Exercise →
Omit the images, then print each record below exactly as it reads.

Dataset excerpts →
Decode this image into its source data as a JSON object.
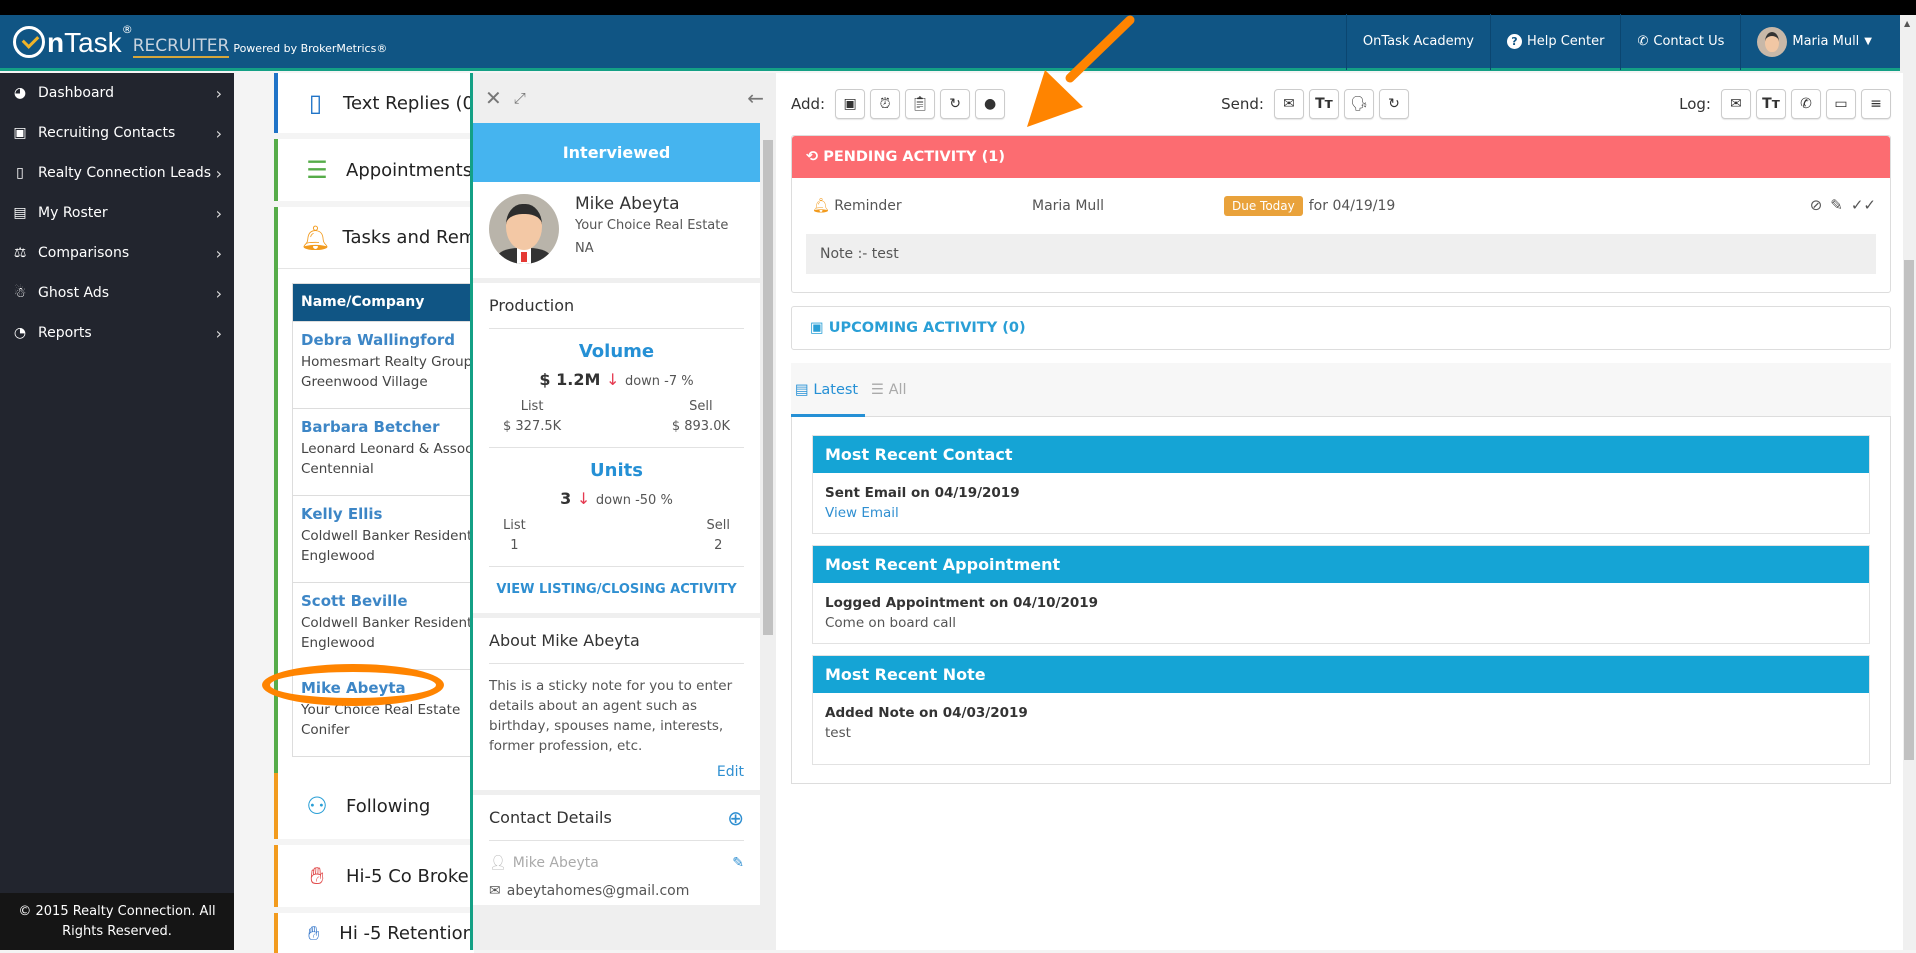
{
  "header": {
    "logo_on": "On",
    "logo_task": "Task",
    "logo_reg": "®",
    "logo_recruiter": "RECRUITER",
    "logo_powered": "Powered by BrokerMetrics®",
    "nav": [
      {
        "label": "OnTask Academy",
        "icon": ""
      },
      {
        "label": "Help Center",
        "icon": "question-circle"
      },
      {
        "label": "Contact Us",
        "icon": "phone"
      }
    ],
    "user": {
      "name": "Maria Mull",
      "icon": "chevron-down"
    }
  },
  "sidebar": {
    "items": [
      {
        "label": "Dashboard",
        "icon": "dashboard-gauge"
      },
      {
        "label": "Recruiting Contacts",
        "icon": "contact-card"
      },
      {
        "label": "Realty Connection Leads",
        "icon": "door"
      },
      {
        "label": "My Roster",
        "icon": "folder-network"
      },
      {
        "label": "Comparisons",
        "icon": "seesaw"
      },
      {
        "label": "Ghost Ads",
        "icon": "ghost"
      },
      {
        "label": "Reports",
        "icon": "pie-chart"
      }
    ],
    "footer": "© 2015 Realty Connection. All Rights Reserved."
  },
  "widgets": {
    "text_replies": "Text Replies (0",
    "appointments": "Appointments",
    "tasks": "Tasks and Rem",
    "table_header": "Name/Company",
    "rows": [
      {
        "name": "Debra Wallingford",
        "company": "Homesmart Realty Group",
        "city": "Greenwood Village"
      },
      {
        "name": "Barbara Betcher",
        "company": "Leonard Leonard & Assoc",
        "city": "Centennial"
      },
      {
        "name": "Kelly Ellis",
        "company": "Coldwell Banker Resident",
        "city": "Englewood"
      },
      {
        "name": "Scott Beville",
        "company": "Coldwell Banker Resident",
        "city": "Englewood"
      },
      {
        "name": "Mike Abeyta",
        "company": "Your Choice Real Estate",
        "city": "Conifer"
      }
    ],
    "following": "Following",
    "hi5_cobroke": "Hi-5 Co Broke",
    "hi5_retention": "Hi -5 Retention"
  },
  "profile": {
    "status": "Interviewed",
    "name": "Mike Abeyta",
    "company": "Your Choice Real Estate",
    "location": "NA",
    "production_title": "Production",
    "volume": {
      "title": "Volume",
      "value": "$ 1.2M",
      "trend": "down -7 %",
      "list_label": "List",
      "list_value": "$ 327.5K",
      "sell_label": "Sell",
      "sell_value": "$ 893.0K"
    },
    "units": {
      "title": "Units",
      "value": "3",
      "trend": "down -50 %",
      "list_label": "List",
      "list_value": "1",
      "sell_label": "Sell",
      "sell_value": "2"
    },
    "view_activity": "VIEW LISTING/CLOSING ACTIVITY",
    "about_title": "About Mike Abeyta",
    "about_text": "This is a sticky note for you to enter details about an agent such as birthday, spouses name, interests, former profession, etc.",
    "edit_label": "Edit",
    "contact_title": "Contact Details",
    "contact_name": "Mike Abeyta",
    "contact_email": "abeytahomes@gmail.com"
  },
  "toolbar": {
    "add_label": "Add:",
    "add_icons": [
      "calendar",
      "alarm-clock",
      "clipboard",
      "retry-circle",
      "record"
    ],
    "send_label": "Send:",
    "send_icons": [
      "envelope",
      "text-size",
      "voice",
      "retry-circle"
    ],
    "log_label": "Log:",
    "log_icons": [
      "envelope",
      "text-size",
      "phone",
      "calendar",
      "notes"
    ]
  },
  "pending": {
    "title": "PENDING ACTIVITY (1)",
    "type": "Reminder",
    "owner": "Maria Mull",
    "badge": "Due Today",
    "due": "for 04/19/19",
    "note": "Note :- test"
  },
  "upcoming": {
    "title": "UPCOMING ACTIVITY (0)"
  },
  "tabs": {
    "latest": "Latest",
    "all": "All"
  },
  "recent": [
    {
      "title": "Most Recent Contact",
      "line1": "Sent Email on 04/19/2019",
      "line2": "View Email"
    },
    {
      "title": "Most Recent Appointment",
      "line1": "Logged Appointment on 04/10/2019",
      "line2": "Come on board call"
    },
    {
      "title": "Most Recent Note",
      "line1": "Added Note on 04/03/2019",
      "line2": "test"
    }
  ],
  "colors": {
    "header": "#105584",
    "accent_teal": "#14a085",
    "pending": "#fc6c71",
    "recent_header": "#15a4d5",
    "status": "#45b4ef",
    "annotation": "#ff8400"
  }
}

Problem solution →
Decode this image into its source data as a JSON object.
{
  "header": {
    "logo_on": "On",
    "logo_task": "Task",
    "logo_reg": "®",
    "logo_recruiter": "RECRUITER",
    "logo_powered": "Powered by BrokerMetrics®",
    "nav": [
      {
        "label": "OnTask Academy",
        "icon": ""
      },
      {
        "label": "Help Center",
        "icon": "question-circle"
      },
      {
        "label": "Contact Us",
        "icon": "phone"
      }
    ],
    "user": {
      "name": "Maria Mull",
      "icon": "chevron-down"
    }
  },
  "sidebar": {
    "items": [
      {
        "label": "Dashboard",
        "icon": "dashboard-gauge"
      },
      {
        "label": "Recruiting Contacts",
        "icon": "contact-card"
      },
      {
        "label": "Realty Connection Leads",
        "icon": "door"
      },
      {
        "label": "My Roster",
        "icon": "folder-network"
      },
      {
        "label": "Comparisons",
        "icon": "seesaw"
      },
      {
        "label": "Ghost Ads",
        "icon": "ghost"
      },
      {
        "label": "Reports",
        "icon": "pie-chart"
      }
    ],
    "footer": "© 2015 Realty Connection. All Rights Reserved."
  },
  "widgets": {
    "text_replies": "Text Replies (0",
    "appointments": "Appointments",
    "tasks": "Tasks and Rem",
    "table_header": "Name/Company",
    "rows": [
      {
        "name": "Debra Wallingford",
        "company": "Homesmart Realty Group",
        "city": "Greenwood Village"
      },
      {
        "name": "Barbara Betcher",
        "company": "Leonard Leonard & Assoc",
        "city": "Centennial"
      },
      {
        "name": "Kelly Ellis",
        "company": "Coldwell Banker Resident",
        "city": "Englewood"
      },
      {
        "name": "Scott Beville",
        "company": "Coldwell Banker Resident",
        "city": "Englewood"
      },
      {
        "name": "Mike Abeyta",
        "company": "Your Choice Real Estate",
        "city": "Conifer"
      }
    ],
    "following": "Following",
    "hi5_cobroke": "Hi-5 Co Broke",
    "hi5_retention": "Hi -5 Retention"
  },
  "profile": {
    "status": "Interviewed",
    "name": "Mike Abeyta",
    "company": "Your Choice Real Estate",
    "location": "NA",
    "production_title": "Production",
    "volume": {
      "title": "Volume",
      "value": "$ 1.2M",
      "trend": "down -7 %",
      "list_label": "List",
      "list_value": "$ 327.5K",
      "sell_label": "Sell",
      "sell_value": "$ 893.0K"
    },
    "units": {
      "title": "Units",
      "value": "3",
      "trend": "down -50 %",
      "list_label": "List",
      "list_value": "1",
      "sell_label": "Sell",
      "sell_value": "2"
    },
    "view_activity": "VIEW LISTING/CLOSING ACTIVITY",
    "about_title": "About Mike Abeyta",
    "about_text": "This is a sticky note for you to enter details about an agent such as birthday, spouses name, interests, former profession, etc.",
    "edit_label": "Edit",
    "contact_title": "Contact Details",
    "contact_name": "Mike Abeyta",
    "contact_email": "abeytahomes@gmail.com"
  },
  "toolbar": {
    "add_label": "Add:",
    "add_icons": [
      "calendar",
      "alarm-clock",
      "clipboard",
      "retry-circle",
      "record"
    ],
    "send_label": "Send:",
    "send_icons": [
      "envelope",
      "text-size",
      "voice",
      "retry-circle"
    ],
    "log_label": "Log:",
    "log_icons": [
      "envelope",
      "text-size",
      "phone",
      "calendar",
      "notes"
    ]
  },
  "pending": {
    "title": "PENDING ACTIVITY (1)",
    "type": "Reminder",
    "owner": "Maria Mull",
    "badge": "Due Today",
    "due": "for 04/19/19",
    "note": "Note :- test"
  },
  "upcoming": {
    "title": "UPCOMING ACTIVITY (0)"
  },
  "tabs": {
    "latest": "Latest",
    "all": "All"
  },
  "recent": [
    {
      "title": "Most Recent Contact",
      "line1": "Sent Email on 04/19/2019",
      "line2": "View Email"
    },
    {
      "title": "Most Recent Appointment",
      "line1": "Logged Appointment on 04/10/2019",
      "line2": "Come on board call"
    },
    {
      "title": "Most Recent Note",
      "line1": "Added Note on 04/03/2019",
      "line2": "test"
    }
  ],
  "colors": {
    "header": "#105584",
    "accent_teal": "#14a085",
    "pending": "#fc6c71",
    "recent_header": "#15a4d5",
    "status": "#45b4ef",
    "annotation": "#ff8400"
  }
}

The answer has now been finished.